▸ **WRITTEN TASK**
Return all lines that include the string "active".

Stored data entries
☆ ☆ ☆ ☆ ☆ ☆ ☆

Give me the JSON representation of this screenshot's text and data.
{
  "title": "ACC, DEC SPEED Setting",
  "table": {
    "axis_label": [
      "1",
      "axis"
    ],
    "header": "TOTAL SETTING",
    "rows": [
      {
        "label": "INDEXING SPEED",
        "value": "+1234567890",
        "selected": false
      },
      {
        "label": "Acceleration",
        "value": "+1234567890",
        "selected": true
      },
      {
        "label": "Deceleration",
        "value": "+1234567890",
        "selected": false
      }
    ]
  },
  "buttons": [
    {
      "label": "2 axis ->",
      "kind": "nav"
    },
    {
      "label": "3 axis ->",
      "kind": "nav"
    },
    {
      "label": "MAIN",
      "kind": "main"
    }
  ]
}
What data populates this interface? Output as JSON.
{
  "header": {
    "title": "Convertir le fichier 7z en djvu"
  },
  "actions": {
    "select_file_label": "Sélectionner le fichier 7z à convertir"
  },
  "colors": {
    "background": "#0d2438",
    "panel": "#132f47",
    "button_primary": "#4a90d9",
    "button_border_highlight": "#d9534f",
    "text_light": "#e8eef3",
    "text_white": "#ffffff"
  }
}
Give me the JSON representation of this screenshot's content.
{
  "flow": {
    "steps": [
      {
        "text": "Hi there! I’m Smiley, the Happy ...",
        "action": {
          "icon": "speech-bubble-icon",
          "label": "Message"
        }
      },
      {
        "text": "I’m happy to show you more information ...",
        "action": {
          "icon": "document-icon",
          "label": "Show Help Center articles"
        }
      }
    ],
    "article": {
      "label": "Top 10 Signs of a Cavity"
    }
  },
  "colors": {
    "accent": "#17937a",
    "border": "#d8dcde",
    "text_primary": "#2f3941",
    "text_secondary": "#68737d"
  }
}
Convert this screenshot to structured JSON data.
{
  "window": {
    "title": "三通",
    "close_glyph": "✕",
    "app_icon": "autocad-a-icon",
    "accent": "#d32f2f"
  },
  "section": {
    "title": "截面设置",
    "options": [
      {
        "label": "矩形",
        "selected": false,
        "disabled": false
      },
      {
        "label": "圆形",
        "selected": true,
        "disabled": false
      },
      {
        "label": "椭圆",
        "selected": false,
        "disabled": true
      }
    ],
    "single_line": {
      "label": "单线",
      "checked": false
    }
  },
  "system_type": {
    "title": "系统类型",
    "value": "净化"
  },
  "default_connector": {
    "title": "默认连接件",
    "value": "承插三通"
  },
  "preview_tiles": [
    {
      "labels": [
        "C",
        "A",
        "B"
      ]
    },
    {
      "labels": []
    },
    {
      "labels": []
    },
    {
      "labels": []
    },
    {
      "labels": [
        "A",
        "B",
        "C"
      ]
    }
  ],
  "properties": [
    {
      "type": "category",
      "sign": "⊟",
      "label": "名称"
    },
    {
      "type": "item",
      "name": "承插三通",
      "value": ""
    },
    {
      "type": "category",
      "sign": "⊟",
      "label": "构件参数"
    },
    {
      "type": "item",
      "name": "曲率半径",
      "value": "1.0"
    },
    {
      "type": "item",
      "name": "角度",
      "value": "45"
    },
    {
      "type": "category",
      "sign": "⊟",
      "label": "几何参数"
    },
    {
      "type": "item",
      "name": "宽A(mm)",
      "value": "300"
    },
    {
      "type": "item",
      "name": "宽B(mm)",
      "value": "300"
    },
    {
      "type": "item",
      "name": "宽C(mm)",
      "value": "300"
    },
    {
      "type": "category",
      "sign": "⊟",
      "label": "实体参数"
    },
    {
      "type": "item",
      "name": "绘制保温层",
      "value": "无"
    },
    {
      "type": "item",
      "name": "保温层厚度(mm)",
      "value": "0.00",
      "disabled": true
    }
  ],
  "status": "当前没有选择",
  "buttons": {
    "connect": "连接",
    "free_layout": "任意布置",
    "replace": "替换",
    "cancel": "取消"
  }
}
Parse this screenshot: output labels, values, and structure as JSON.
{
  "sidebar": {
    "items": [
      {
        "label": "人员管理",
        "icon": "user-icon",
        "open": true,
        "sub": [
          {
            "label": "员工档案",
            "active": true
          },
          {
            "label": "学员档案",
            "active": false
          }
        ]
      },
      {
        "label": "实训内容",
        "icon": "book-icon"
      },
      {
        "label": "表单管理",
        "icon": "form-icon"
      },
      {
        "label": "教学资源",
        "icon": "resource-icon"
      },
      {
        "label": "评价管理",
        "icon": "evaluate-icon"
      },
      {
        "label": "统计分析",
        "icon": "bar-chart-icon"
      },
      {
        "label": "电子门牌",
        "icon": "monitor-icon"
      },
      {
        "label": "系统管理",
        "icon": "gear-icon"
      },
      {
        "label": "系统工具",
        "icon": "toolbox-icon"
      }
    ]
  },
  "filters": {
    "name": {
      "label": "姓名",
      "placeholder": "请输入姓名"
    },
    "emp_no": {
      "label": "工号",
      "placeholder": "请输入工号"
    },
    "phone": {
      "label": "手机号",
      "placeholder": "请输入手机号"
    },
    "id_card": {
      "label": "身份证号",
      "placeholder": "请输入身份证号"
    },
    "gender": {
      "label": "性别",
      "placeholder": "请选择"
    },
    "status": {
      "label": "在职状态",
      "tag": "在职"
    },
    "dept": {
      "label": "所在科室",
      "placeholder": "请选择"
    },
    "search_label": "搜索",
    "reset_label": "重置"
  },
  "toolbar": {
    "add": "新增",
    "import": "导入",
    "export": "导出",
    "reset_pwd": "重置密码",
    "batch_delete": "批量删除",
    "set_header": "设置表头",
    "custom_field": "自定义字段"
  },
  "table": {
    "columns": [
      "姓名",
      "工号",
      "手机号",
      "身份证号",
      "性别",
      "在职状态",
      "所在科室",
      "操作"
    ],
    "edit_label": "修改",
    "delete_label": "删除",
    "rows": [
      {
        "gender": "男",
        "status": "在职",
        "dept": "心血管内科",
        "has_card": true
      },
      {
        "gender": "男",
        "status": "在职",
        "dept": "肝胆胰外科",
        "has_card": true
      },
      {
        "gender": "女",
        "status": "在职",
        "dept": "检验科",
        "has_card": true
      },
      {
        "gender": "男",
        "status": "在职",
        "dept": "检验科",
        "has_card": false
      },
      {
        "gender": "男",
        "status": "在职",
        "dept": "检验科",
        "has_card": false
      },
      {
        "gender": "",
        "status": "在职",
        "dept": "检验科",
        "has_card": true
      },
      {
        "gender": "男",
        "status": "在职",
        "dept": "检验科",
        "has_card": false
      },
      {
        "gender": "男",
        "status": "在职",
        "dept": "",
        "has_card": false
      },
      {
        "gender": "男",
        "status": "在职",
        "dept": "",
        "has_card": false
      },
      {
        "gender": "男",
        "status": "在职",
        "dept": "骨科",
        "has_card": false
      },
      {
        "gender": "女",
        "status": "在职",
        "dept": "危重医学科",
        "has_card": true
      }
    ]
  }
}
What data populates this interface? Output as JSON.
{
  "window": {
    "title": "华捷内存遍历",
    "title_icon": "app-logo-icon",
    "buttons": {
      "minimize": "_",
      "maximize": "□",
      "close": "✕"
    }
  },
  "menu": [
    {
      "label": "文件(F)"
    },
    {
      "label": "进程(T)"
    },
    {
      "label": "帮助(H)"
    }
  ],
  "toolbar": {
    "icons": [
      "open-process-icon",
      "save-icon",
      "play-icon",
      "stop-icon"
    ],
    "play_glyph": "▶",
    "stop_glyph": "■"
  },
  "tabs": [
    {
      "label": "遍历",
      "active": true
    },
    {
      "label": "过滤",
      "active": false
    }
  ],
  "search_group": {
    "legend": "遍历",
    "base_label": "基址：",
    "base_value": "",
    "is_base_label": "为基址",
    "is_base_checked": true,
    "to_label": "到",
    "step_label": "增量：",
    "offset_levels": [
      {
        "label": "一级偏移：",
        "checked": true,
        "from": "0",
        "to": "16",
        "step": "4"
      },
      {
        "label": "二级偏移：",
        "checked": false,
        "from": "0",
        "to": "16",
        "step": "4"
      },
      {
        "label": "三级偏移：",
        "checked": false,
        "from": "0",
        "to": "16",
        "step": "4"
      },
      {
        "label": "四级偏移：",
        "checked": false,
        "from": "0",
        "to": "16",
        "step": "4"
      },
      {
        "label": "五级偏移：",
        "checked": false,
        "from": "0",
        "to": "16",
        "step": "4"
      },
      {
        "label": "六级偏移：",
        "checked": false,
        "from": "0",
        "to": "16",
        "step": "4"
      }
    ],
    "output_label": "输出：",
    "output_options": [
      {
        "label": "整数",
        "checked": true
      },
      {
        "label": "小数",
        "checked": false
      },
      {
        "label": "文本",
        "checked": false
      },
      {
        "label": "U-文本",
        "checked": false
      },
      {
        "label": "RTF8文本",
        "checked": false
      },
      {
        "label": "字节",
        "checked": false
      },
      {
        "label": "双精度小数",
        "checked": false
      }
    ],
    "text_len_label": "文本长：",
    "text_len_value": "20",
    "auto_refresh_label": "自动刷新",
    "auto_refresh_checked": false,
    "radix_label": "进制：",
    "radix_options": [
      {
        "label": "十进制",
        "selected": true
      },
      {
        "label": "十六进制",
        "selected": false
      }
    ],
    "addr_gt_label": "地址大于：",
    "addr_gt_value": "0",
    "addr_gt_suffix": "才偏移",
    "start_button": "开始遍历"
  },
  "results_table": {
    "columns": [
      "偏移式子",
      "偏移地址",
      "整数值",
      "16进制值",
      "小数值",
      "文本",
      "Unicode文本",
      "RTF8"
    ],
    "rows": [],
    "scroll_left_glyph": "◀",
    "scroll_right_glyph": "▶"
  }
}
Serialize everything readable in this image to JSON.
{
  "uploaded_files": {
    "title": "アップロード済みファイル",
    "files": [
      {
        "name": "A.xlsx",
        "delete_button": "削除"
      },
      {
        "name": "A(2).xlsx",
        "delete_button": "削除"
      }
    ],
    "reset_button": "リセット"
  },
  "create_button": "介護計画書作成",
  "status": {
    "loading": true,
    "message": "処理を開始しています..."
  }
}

☆ ☆ ☆ ☆ ☆ ☆ ☆

▸ **ANSWER TO THIS EXERCISE**
            "active": true
            "active": false
      "active": true
      "active": false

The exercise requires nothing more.